• EXERCISE TASK
Of the lines below, how many hold the string "Chương"? Give only the number.

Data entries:
◆ ◆ ◆ ◆ ◆ ◆ ◆

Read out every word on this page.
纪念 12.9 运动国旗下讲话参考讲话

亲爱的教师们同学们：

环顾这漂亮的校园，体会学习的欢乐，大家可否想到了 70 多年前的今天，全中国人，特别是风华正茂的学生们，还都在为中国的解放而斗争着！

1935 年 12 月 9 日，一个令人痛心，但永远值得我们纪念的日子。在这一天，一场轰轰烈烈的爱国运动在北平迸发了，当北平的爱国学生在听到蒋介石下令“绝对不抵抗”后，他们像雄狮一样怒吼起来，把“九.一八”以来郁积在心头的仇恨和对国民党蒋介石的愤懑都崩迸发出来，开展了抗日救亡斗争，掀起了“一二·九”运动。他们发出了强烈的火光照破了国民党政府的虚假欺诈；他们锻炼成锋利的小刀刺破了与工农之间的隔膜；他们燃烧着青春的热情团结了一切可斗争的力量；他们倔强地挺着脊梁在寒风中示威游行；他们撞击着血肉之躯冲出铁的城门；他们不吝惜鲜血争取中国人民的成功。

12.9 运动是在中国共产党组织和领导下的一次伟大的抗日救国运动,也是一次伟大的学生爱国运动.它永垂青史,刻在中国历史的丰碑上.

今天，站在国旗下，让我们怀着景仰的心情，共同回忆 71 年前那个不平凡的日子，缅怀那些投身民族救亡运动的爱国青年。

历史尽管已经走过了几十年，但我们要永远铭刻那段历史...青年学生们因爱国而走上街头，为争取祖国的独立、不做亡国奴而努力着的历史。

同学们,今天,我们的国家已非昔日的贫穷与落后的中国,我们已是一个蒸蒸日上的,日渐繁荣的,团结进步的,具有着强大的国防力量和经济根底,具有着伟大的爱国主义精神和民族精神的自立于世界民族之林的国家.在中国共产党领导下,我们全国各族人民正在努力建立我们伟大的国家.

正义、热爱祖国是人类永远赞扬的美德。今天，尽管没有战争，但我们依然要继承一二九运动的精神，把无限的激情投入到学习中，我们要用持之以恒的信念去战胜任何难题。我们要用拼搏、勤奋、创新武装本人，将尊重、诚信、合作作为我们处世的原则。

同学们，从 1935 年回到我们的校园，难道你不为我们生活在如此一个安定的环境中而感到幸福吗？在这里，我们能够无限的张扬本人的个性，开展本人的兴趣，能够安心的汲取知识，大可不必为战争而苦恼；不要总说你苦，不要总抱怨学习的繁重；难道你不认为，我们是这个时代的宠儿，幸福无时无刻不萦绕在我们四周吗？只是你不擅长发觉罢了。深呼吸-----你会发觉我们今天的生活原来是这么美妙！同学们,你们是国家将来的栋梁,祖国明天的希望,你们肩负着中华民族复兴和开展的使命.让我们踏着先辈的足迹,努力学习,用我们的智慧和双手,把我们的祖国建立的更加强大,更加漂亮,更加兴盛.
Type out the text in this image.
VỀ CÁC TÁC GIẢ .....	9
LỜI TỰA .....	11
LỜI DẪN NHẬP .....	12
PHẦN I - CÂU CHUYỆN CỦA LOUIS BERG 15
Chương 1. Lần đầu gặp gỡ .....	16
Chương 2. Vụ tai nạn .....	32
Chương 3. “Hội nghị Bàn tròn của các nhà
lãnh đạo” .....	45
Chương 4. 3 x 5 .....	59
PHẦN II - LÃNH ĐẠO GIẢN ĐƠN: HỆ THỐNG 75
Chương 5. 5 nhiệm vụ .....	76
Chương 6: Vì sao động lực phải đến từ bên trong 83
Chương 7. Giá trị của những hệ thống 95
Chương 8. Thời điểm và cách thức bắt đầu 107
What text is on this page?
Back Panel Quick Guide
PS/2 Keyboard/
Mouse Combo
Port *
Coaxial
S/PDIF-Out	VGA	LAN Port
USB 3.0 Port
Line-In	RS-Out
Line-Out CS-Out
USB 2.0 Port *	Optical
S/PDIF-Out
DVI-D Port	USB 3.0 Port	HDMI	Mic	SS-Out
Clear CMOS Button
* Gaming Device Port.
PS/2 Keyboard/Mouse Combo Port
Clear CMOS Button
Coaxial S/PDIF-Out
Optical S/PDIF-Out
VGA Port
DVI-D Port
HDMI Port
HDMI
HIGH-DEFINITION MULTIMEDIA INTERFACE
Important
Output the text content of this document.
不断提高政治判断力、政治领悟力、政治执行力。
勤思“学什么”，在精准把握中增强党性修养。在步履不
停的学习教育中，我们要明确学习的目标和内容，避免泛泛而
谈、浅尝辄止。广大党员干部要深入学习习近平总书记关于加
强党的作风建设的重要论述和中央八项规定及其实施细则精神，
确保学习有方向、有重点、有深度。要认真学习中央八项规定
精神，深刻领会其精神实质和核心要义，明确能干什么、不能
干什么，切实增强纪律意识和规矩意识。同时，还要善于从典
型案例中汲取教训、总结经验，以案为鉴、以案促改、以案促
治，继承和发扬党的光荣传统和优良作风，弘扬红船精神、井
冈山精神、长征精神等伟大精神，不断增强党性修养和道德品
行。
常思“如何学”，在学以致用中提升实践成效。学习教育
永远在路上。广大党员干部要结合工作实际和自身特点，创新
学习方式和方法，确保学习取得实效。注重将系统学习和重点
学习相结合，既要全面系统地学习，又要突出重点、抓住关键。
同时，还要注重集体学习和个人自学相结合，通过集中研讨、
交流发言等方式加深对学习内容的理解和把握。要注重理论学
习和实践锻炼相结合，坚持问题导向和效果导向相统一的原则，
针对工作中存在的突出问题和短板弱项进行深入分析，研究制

◆ ◆ ◆ ◆ ◆ ◆ ◆

• RESULT
8